══ Data to process

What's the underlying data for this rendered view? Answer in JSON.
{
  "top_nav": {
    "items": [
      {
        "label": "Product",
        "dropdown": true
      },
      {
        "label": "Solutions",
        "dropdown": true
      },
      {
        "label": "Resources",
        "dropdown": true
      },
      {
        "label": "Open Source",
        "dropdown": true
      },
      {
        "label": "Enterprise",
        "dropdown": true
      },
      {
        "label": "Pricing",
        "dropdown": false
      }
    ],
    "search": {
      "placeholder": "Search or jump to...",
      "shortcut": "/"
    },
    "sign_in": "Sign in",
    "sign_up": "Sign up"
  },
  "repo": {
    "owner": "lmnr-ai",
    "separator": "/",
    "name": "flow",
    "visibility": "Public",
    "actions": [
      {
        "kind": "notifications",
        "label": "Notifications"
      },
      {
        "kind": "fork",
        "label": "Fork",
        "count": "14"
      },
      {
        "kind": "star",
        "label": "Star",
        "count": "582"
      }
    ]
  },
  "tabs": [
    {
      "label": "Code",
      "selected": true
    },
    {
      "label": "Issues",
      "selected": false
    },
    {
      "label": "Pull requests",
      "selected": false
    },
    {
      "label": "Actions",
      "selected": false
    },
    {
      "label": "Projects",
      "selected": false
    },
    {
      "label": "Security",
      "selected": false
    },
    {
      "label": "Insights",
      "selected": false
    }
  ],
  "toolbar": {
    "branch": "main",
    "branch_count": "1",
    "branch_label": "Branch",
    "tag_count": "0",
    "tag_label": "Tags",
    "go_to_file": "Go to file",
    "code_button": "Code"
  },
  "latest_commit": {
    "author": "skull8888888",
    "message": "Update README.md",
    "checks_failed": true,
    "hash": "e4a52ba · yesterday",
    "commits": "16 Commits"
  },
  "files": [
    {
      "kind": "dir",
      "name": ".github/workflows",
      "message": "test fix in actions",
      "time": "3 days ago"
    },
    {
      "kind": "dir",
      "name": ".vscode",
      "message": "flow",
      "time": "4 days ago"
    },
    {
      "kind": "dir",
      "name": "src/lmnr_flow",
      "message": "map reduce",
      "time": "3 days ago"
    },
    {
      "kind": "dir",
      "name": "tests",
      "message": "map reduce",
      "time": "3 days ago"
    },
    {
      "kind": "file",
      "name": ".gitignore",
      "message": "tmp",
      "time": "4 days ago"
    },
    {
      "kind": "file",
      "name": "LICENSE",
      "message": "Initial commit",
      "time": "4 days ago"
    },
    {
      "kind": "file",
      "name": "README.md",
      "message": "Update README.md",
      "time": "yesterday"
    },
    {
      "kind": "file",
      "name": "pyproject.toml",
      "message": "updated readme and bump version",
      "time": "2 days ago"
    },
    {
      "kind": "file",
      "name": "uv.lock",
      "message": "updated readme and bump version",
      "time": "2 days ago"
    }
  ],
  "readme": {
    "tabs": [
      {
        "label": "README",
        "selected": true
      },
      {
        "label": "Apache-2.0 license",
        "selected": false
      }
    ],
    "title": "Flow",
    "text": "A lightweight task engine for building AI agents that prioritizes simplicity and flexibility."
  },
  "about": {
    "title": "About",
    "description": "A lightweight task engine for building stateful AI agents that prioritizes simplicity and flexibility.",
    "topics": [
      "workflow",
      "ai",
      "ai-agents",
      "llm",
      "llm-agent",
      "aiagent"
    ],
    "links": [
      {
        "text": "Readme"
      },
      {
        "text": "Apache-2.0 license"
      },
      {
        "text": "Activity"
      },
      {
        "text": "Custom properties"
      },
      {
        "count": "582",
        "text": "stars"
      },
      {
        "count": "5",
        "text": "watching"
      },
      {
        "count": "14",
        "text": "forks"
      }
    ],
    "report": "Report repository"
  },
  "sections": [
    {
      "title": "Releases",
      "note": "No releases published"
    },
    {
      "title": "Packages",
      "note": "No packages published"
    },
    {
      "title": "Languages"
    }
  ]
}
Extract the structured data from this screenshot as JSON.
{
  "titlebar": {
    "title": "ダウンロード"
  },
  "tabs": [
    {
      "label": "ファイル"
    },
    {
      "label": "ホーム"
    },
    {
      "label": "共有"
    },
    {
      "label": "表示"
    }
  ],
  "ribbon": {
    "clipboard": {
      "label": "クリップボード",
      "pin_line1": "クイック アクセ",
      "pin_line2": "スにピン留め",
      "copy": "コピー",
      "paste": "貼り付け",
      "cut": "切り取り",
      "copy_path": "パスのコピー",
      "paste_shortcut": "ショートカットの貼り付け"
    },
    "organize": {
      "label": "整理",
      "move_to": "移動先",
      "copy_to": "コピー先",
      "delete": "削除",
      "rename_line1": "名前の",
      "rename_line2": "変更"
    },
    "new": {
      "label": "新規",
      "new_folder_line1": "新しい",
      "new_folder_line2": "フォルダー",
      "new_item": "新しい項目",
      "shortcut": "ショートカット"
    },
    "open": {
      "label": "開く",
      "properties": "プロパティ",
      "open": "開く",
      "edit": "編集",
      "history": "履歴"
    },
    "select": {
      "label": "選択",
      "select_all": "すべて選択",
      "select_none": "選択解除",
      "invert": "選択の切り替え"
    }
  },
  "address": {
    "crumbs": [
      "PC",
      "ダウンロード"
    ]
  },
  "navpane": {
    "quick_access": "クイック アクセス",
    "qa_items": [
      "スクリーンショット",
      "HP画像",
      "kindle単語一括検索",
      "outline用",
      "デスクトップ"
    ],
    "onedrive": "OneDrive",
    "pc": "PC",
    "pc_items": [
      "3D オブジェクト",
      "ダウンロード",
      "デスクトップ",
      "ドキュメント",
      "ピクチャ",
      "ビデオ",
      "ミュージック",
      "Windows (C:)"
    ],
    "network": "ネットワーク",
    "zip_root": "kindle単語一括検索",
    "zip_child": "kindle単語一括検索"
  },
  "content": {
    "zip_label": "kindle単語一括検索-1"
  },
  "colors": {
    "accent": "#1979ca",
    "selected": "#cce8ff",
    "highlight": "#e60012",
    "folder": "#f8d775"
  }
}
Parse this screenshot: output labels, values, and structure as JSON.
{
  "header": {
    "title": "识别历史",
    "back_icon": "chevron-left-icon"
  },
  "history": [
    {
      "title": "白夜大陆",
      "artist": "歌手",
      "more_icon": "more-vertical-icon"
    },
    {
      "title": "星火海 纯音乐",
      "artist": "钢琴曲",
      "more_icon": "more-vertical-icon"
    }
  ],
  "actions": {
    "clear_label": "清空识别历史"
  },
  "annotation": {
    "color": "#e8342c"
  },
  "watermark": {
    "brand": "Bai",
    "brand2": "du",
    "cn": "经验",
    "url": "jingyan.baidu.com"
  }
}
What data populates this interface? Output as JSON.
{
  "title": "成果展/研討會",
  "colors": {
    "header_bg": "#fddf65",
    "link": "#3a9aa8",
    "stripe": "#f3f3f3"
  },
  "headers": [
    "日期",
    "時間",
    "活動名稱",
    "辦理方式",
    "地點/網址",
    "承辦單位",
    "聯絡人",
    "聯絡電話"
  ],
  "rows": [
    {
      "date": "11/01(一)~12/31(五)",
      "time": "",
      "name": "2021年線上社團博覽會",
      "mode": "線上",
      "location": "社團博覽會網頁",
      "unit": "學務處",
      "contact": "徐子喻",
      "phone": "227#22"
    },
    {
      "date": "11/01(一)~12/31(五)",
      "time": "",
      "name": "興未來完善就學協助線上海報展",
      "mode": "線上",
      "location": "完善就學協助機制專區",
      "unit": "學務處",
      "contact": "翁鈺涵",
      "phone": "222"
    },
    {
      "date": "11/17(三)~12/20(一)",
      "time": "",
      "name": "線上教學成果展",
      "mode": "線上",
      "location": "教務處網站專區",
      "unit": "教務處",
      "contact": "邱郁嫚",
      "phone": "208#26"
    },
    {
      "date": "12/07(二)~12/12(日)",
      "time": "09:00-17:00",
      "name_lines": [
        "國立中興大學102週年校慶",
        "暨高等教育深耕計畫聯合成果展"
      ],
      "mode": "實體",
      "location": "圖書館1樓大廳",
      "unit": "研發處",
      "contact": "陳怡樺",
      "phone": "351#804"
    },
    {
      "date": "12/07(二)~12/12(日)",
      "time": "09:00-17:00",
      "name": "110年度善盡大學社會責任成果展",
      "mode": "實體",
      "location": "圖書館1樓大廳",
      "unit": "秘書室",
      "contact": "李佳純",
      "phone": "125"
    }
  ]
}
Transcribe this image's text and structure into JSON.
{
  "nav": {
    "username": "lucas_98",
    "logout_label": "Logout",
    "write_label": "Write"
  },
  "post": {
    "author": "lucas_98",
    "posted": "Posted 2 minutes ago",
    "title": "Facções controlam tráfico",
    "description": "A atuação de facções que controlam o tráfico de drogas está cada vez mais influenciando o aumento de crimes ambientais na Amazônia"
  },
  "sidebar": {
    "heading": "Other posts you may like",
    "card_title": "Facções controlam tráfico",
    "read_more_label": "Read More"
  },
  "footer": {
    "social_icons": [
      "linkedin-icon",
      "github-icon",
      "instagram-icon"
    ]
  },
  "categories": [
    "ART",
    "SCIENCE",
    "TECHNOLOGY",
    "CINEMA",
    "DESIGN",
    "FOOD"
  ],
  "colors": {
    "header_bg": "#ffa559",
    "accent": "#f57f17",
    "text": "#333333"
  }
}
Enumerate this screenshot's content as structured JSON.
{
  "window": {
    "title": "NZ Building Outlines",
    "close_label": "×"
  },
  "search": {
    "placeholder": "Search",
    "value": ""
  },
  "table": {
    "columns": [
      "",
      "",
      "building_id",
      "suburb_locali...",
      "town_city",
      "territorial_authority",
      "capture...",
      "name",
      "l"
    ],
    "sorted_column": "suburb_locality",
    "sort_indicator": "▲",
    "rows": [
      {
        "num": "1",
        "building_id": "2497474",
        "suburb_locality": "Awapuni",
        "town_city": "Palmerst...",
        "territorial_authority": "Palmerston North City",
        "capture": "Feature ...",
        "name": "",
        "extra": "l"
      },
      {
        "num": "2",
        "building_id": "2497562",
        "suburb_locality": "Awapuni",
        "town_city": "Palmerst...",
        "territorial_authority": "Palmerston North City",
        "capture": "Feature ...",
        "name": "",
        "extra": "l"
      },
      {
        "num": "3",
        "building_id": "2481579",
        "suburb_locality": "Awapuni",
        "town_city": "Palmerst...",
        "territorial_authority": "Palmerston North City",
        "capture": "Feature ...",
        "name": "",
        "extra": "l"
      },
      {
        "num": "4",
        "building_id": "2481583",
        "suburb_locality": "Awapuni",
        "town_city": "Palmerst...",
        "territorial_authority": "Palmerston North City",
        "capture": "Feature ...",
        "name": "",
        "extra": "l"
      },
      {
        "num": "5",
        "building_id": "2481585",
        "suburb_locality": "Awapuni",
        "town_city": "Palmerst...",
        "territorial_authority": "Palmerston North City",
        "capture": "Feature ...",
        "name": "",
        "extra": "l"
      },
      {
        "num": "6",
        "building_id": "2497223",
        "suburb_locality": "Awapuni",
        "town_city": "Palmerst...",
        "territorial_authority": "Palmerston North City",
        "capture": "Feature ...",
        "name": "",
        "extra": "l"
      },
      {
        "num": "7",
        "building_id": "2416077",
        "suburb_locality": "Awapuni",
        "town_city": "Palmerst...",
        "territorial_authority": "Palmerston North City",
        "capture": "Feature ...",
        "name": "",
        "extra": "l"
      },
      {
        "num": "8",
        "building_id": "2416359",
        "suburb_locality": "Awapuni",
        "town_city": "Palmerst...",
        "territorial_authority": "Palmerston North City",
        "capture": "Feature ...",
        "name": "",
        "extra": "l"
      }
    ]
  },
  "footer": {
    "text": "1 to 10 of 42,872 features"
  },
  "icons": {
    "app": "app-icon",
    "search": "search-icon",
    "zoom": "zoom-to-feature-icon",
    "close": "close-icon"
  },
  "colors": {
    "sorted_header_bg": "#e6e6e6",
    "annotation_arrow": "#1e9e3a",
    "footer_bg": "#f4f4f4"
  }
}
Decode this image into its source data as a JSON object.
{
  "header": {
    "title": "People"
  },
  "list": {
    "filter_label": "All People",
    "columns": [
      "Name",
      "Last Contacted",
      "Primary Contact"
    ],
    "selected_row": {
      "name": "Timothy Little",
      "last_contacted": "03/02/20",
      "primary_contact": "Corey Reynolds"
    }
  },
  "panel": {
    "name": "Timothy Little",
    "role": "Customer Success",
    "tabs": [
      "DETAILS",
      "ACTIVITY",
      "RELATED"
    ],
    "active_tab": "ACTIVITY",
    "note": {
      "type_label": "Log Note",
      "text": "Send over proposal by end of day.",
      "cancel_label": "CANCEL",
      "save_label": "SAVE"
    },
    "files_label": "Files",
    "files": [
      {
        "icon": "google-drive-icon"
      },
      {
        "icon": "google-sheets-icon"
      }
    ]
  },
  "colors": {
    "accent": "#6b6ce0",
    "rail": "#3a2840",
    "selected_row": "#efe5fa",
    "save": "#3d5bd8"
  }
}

════

The problem
From the entries above, collect every line with the string "image" in it.

Written answer
Transcribe this image's text and structure into JSON.
Decode this image into its source data as a JSON object.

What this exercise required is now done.